[Passage]

<<<<

Currie Chieftains
- Full name: Currie Rugby Football Club
- Union: Scottish Rugby Union
- Nickname: Chieftains
- Founded: 1970; 56 years ago
- Location: Edinburgh, Scotland
- Ground(s): Malleny Park, Balerno, Edinburgh (Capacity: 2,000)
- President: Charles Mullins
- Coach(es): Mark Cairns Ally Donaldson
- Captain(s): Rhys Davies, Charlie Brett
- League: Scottish Premiership
- 2025–26: Scottish Premiership, 2nd of 10
| Team kit |

Official website
- curriechieftains.org

= Currie RFC =

Scottish rugby union club, based in Edinburgh

Currie Rugby Football Club are an Edinburgh-based rugby union club in the Scottish Rugby Union, they currently play in the Scottish Premiership. Despite the name, "Currie" RFC is actually based in the neighbouring suburb of Balerno, and they play at Malleny Park.

Currently the club run three senior sides, along with the Colts and youth rugby ages group teams.

==History==
The foundation of the club was initially started by six individuals; Bob Kirkwood, Jack Hogg, Roger Mclaren, Tom Chandler, David Bisset & Alex Galbraith. Having discussed the formation of a team in a local bar called the Weavers Knowe. From these discussions followed the idea to form a full rugby club in the local area.

The 'six' were joined by Gordon Stewart, and given the necessary backing and, more importantly, use of the facilities at Currie High School, by the Headmaster, Ronnie Paul. Together the group sent out posters and leaflets around the Currie, Balerno and Juniper Green area calling on all interested to attend an open meeting at Curriehill School in April 1970 to 'discuss the formation of a local Rugby Club'. On the given evening 35 individuals attended and it was agreed to form a club to be called Currie Rugby Football Club, with the aim of promoting and developing the game of rugby within the area for the benefit of the sport and the community. The club officially formed in April 1970 and in October that year a team was fielded to play Gala Wanderers at Gala. For the very first game the club played in jerseys borrowed from Boroughmuir. By January 1971 they were fielding two XVs and the following season a third occasionally appeared.

>>>>

[Information given]

<<<<

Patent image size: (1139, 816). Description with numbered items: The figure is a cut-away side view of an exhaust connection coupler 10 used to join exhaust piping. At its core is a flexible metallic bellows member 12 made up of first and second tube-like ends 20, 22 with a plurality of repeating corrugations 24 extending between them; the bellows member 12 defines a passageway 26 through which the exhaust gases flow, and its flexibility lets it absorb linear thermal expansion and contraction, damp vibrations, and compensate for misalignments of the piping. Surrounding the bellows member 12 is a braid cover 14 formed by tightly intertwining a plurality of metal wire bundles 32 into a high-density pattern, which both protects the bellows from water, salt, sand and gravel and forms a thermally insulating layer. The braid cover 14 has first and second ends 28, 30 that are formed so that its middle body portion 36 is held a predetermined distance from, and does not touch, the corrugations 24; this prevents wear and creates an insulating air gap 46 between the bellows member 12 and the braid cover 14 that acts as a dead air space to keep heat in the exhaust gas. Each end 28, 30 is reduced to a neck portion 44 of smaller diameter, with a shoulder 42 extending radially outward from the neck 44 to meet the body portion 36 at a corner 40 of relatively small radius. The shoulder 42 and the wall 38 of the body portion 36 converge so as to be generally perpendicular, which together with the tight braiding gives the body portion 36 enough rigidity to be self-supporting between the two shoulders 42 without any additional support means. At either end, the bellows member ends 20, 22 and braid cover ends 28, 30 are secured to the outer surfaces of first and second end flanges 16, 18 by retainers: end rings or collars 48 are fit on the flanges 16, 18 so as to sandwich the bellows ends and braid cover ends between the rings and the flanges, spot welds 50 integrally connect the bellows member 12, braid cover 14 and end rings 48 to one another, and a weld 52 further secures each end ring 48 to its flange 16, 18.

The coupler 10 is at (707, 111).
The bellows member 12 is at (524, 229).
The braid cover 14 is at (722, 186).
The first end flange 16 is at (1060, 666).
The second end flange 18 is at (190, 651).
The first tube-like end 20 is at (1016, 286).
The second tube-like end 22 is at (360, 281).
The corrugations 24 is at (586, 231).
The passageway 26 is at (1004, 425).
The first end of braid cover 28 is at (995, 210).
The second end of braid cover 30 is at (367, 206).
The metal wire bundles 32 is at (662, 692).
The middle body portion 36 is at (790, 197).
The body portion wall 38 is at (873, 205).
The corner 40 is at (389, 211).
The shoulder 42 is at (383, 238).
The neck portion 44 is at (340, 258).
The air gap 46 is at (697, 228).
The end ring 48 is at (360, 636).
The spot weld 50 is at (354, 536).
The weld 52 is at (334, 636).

>>>>

[What you will do]
[A] List the people the Currie RFC article names as the six who first started the founding of the club.
[B] According to the Currie RFC article, what aim was the club formed with at the April 1970 meeting?
[C] Resume the Currie RFC history after its last sentence.

[Task-by-task results]
[A] Bob Kirkwood, Jack Hogg, Roger Mclaren, Tom Chandler, David Bisset, Alex Galbraith

[B] The 35 people at the meeting agreed to form Currie Rugby Football Club to promote and develop the game of rugby within the area. This was for the benefit of the sport and the community.

[C]
In the season 1973–74 the SRU decided to formalise the then unofficial championship and bring in a league structure, which gave Currie the entry to Edinburgh District League, Division II. Progress and promotion followed in 1976–77. The club was promoted from the District League into the National League during the 1979–80 season, where the club would go undefeated and scored over 1,000 points.

Successive promotion to Division 6 came the next year and following league reconstruction the club was in Division 5 by the start of the 1981–82 season. The rise of the club would continue with them winning promotion in 1982–83, 1985–86 and 1986–87 to arrive in Division 2 of the National League.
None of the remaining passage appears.